RECORD EXCERPTS
◆ ◆ ◆

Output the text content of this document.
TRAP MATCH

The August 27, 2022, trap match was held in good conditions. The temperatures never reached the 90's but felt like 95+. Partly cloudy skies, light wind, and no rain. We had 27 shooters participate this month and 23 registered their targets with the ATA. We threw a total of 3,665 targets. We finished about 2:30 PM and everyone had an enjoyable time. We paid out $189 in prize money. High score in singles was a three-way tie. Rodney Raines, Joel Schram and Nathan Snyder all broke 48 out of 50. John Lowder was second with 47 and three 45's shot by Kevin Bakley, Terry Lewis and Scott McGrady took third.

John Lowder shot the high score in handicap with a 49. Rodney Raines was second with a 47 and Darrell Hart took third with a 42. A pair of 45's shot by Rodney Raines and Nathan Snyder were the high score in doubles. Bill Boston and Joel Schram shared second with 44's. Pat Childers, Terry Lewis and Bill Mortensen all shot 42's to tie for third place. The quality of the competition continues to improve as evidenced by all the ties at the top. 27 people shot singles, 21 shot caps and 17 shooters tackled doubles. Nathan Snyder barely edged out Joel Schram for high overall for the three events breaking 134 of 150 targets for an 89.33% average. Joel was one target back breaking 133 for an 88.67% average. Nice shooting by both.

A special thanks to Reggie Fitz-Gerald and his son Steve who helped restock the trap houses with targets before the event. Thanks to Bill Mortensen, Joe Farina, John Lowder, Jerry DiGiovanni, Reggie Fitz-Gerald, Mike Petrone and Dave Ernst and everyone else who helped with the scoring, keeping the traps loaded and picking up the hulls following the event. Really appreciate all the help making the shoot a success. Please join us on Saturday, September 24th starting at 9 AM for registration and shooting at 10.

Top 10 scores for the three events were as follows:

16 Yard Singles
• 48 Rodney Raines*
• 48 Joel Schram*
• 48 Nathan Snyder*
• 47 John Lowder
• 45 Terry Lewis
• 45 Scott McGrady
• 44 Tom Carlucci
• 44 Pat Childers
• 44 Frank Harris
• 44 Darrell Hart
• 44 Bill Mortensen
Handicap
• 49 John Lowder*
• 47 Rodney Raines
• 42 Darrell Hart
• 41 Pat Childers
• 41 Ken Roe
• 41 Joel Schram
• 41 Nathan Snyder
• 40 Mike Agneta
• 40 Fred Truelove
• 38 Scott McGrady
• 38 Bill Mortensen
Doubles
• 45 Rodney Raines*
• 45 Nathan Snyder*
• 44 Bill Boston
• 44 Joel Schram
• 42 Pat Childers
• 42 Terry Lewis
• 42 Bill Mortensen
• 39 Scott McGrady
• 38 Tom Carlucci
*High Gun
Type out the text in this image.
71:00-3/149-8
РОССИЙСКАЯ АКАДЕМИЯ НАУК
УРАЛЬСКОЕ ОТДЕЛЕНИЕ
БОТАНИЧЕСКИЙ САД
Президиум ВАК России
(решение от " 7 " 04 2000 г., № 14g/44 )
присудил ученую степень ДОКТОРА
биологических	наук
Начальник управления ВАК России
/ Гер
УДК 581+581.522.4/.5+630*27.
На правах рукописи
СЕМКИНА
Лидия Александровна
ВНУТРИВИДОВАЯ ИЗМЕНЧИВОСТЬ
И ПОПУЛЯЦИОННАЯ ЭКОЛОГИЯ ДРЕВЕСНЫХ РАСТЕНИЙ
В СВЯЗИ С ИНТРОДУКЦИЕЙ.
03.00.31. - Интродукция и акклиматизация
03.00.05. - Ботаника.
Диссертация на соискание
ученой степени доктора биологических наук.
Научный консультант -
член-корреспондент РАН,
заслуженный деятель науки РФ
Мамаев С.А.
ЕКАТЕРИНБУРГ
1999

◆ ◆ ◆

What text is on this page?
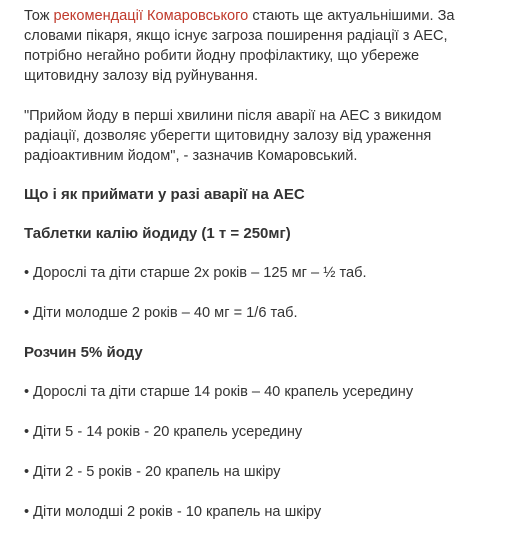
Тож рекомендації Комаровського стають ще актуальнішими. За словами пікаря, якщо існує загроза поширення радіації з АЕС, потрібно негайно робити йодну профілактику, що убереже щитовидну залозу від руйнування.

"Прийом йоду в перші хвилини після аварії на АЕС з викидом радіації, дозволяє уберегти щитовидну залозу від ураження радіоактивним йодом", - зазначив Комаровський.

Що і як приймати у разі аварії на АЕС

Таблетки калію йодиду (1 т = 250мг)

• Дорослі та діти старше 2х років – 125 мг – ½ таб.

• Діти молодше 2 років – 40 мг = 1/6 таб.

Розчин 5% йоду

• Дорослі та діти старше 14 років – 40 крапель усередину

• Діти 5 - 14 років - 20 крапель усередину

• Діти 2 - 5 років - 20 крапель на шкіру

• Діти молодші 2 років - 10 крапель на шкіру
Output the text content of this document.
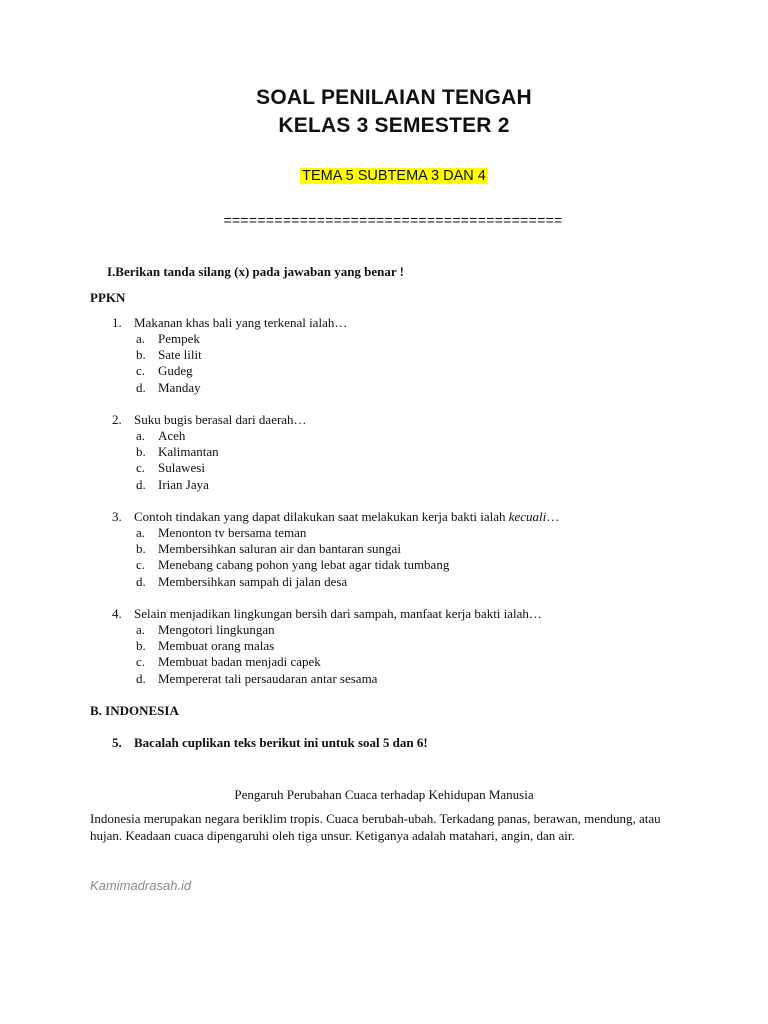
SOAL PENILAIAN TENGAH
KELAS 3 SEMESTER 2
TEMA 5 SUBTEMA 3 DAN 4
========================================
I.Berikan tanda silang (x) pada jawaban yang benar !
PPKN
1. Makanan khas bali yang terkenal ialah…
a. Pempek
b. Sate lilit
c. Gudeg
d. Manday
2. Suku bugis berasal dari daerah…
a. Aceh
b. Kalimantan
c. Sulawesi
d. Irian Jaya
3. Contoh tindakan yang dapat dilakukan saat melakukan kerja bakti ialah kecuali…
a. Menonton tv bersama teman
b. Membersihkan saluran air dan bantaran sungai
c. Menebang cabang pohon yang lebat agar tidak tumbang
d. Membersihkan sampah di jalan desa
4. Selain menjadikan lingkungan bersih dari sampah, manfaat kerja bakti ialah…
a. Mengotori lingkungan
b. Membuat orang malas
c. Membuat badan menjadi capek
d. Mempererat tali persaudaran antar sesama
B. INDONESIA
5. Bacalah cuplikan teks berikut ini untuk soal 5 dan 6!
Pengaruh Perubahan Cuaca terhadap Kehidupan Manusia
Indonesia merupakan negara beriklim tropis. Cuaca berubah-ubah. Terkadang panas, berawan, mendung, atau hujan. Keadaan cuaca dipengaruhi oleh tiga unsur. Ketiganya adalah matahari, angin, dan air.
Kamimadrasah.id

◆ ◆ ◆

WHAT NEEDS TO BE DONE
Go through the material above and copy each line that has the word "биологических".

ANSWER TO THIS TASK
биологических	наук
ученой степени доктора биологических наук.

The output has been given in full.